──────── Exercise materials
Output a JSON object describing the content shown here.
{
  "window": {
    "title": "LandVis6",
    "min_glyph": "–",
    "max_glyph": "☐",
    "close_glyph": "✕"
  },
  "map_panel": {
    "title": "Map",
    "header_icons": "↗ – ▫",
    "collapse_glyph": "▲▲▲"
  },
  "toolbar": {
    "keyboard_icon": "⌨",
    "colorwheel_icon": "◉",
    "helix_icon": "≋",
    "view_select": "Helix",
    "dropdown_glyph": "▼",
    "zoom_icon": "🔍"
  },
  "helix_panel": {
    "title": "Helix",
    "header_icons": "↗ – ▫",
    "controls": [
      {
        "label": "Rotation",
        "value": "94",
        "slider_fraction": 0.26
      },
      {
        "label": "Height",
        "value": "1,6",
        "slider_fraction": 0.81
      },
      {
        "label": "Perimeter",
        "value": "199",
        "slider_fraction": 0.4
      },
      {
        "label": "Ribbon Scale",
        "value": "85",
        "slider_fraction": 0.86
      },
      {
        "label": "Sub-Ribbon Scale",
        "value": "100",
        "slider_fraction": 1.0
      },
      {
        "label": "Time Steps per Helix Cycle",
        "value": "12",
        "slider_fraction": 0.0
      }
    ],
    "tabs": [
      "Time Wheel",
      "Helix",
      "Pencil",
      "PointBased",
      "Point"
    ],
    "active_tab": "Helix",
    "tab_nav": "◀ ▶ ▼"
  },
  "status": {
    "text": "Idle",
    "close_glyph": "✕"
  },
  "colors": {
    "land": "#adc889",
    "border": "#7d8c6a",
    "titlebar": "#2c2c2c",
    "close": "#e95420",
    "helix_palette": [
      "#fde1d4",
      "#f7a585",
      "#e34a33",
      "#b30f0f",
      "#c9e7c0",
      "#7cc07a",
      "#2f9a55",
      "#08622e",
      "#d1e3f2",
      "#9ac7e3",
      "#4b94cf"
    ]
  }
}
────────────────
Short task: Go through the records and print each one exactly.

Written answer:
Output a JSON object describing the content shown here.
{
  "window": {
    "title": "LandVis6",
    "min_glyph": "–",
    "max_glyph": "☐",
    "close_glyph": "✕"
  },
  "map_panel": {
    "title": "Map",
    "header_icons": "↗ – ▫",
    "collapse_glyph": "▲▲▲"
  },
  "toolbar": {
    "keyboard_icon": "⌨",
    "colorwheel_icon": "◉",
    "helix_icon": "≋",
    "view_select": "Helix",
    "dropdown_glyph": "▼",
    "zoom_icon": "🔍"
  },
  "helix_panel": {
    "title": "Helix",
    "header_icons": "↗ – ▫",
    "controls": [
      {
        "label": "Rotation",
        "value": "94",
        "slider_fraction": 0.26
      },
      {
        "label": "Height",
        "value": "1,6",
        "slider_fraction": 0.81
      },
      {
        "label": "Perimeter",
        "value": "199",
        "slider_fraction": 0.4
      },
      {
        "label": "Ribbon Scale",
        "value": "85",
        "slider_fraction": 0.86
      },
      {
        "label": "Sub-Ribbon Scale",
        "value": "100",
        "slider_fraction": 1.0
      },
      {
        "label": "Time Steps per Helix Cycle",
        "value": "12",
        "slider_fraction": 0.0
      }
    ],
    "tabs": [
      "Time Wheel",
      "Helix",
      "Pencil",
      "PointBased",
      "Point"
    ],
    "active_tab": "Helix",
    "tab_nav": "◀ ▶ ▼"
  },
  "status": {
    "text": "Idle",
    "close_glyph": "✕"
  },
  "colors": {
    "land": "#adc889",
    "border": "#7d8c6a",
    "titlebar": "#2c2c2c",
    "close": "#e95420",
    "helix_palette": [
      "#fde1d4",
      "#f7a585",
      "#e34a33",
      "#b30f0f",
      "#c9e7c0",
      "#7cc07a",
      "#2f9a55",
      "#08622e",
      "#d1e3f2",
      "#9ac7e3",
      "#4b94cf"
    ]
  }
}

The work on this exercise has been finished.